--- DATA ENTRIES ---
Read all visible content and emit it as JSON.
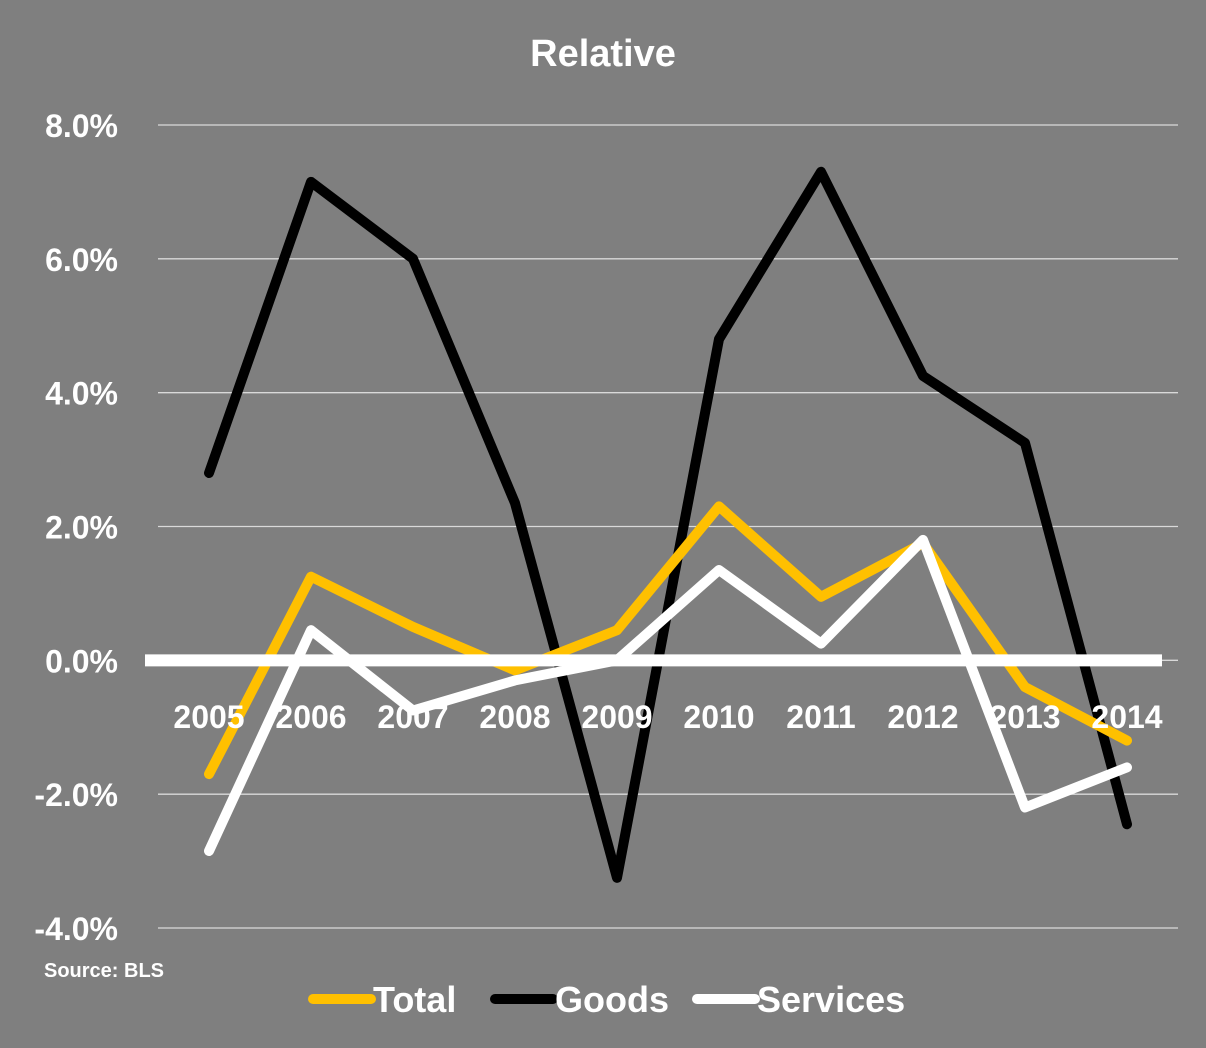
{
  "chart_data": {
    "type": "line",
    "title": "Relative",
    "xlabel": "",
    "ylabel": "",
    "source": "Source: BLS",
    "categories": [
      "2005",
      "2006",
      "2007",
      "2008",
      "2009",
      "2010",
      "2011",
      "2012",
      "2013",
      "2014"
    ],
    "ylim": [
      -4.0,
      8.0
    ],
    "yticks": [
      -4.0,
      -2.0,
      0.0,
      2.0,
      4.0,
      6.0,
      8.0
    ],
    "ytick_labels": [
      "-4.0%",
      "-2.0%",
      "0.0%",
      "2.0%",
      "4.0%",
      "6.0%",
      "8.0%"
    ],
    "grid": true,
    "legend_position": "bottom",
    "series": [
      {
        "name": "Total",
        "color": "#ffc000",
        "values": [
          -1.7,
          1.25,
          0.5,
          -0.15,
          0.45,
          2.3,
          0.95,
          1.75,
          -0.4,
          -1.2
        ]
      },
      {
        "name": "Goods",
        "color": "#000000",
        "values": [
          2.8,
          7.15,
          6.0,
          2.35,
          -3.25,
          4.8,
          7.3,
          4.25,
          3.25,
          -2.45
        ]
      },
      {
        "name": "Services",
        "color": "#ffffff",
        "values": [
          -2.85,
          0.45,
          -0.75,
          -0.3,
          0.0,
          1.35,
          0.25,
          1.8,
          -2.2,
          -1.6
        ]
      }
    ]
  }
}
---
Without the pictures, write out every entry precisely as it appears.

Read all visible content and emit it as JSON.
{
  "chart_data": {
    "type": "line",
    "title": "Relative",
    "xlabel": "",
    "ylabel": "",
    "source": "Source: BLS",
    "categories": [
      "2005",
      "2006",
      "2007",
      "2008",
      "2009",
      "2010",
      "2011",
      "2012",
      "2013",
      "2014"
    ],
    "ylim": [
      -4.0,
      8.0
    ],
    "yticks": [
      -4.0,
      -2.0,
      0.0,
      2.0,
      4.0,
      6.0,
      8.0
    ],
    "ytick_labels": [
      "-4.0%",
      "-2.0%",
      "0.0%",
      "2.0%",
      "4.0%",
      "6.0%",
      "8.0%"
    ],
    "grid": true,
    "legend_position": "bottom",
    "series": [
      {
        "name": "Total",
        "color": "#ffc000",
        "values": [
          -1.7,
          1.25,
          0.5,
          -0.15,
          0.45,
          2.3,
          0.95,
          1.75,
          -0.4,
          -1.2
        ]
      },
      {
        "name": "Goods",
        "color": "#000000",
        "values": [
          2.8,
          7.15,
          6.0,
          2.35,
          -3.25,
          4.8,
          7.3,
          4.25,
          3.25,
          -2.45
        ]
      },
      {
        "name": "Services",
        "color": "#ffffff",
        "values": [
          -2.85,
          0.45,
          -0.75,
          -0.3,
          0.0,
          1.35,
          0.25,
          1.8,
          -2.2,
          -1.6
        ]
      }
    ]
  }
}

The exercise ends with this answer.